WORK REQUIRED
Exactly reproduce each line of the listing that follows.
++++ THE DATA ++++
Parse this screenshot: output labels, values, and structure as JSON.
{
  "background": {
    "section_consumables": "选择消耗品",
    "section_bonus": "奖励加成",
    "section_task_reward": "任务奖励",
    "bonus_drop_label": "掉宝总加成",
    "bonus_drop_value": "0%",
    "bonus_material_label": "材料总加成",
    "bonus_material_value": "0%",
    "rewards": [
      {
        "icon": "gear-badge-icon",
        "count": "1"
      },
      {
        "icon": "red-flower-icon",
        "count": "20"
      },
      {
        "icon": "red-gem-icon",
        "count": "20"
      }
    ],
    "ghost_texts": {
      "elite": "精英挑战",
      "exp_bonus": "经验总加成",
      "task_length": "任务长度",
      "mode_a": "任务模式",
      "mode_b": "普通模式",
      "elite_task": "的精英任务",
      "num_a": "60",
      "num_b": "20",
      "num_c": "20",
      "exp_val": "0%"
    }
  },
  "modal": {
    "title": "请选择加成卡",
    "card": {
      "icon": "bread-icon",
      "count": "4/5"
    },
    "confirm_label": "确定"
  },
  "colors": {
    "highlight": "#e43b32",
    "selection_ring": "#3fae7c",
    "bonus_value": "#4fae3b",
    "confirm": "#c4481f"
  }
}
++++
RESULT OF THIS TASK
Parse this screenshot: output labels, values, and structure as JSON.
{
  "background": {
    "section_consumables": "选择消耗品",
    "section_bonus": "奖励加成",
    "section_task_reward": "任务奖励",
    "bonus_drop_label": "掉宝总加成",
    "bonus_drop_value": "0%",
    "bonus_material_label": "材料总加成",
    "bonus_material_value": "0%",
    "rewards": [
      {
        "icon": "gear-badge-icon",
        "count": "1"
      },
      {
        "icon": "red-flower-icon",
        "count": "20"
      },
      {
        "icon": "red-gem-icon",
        "count": "20"
      }
    ],
    "ghost_texts": {
      "elite": "精英挑战",
      "exp_bonus": "经验总加成",
      "task_length": "任务长度",
      "mode_a": "任务模式",
      "mode_b": "普通模式",
      "elite_task": "的精英任务",
      "num_a": "60",
      "num_b": "20",
      "num_c": "20",
      "exp_val": "0%"
    }
  },
  "modal": {
    "title": "请选择加成卡",
    "card": {
      "icon": "bread-icon",
      "count": "4/5"
    },
    "confirm_label": "确定"
  },
  "colors": {
    "highlight": "#e43b32",
    "selection_ring": "#3fae7c",
    "bonus_value": "#4fae3b",
    "confirm": "#c4481f"
  }
}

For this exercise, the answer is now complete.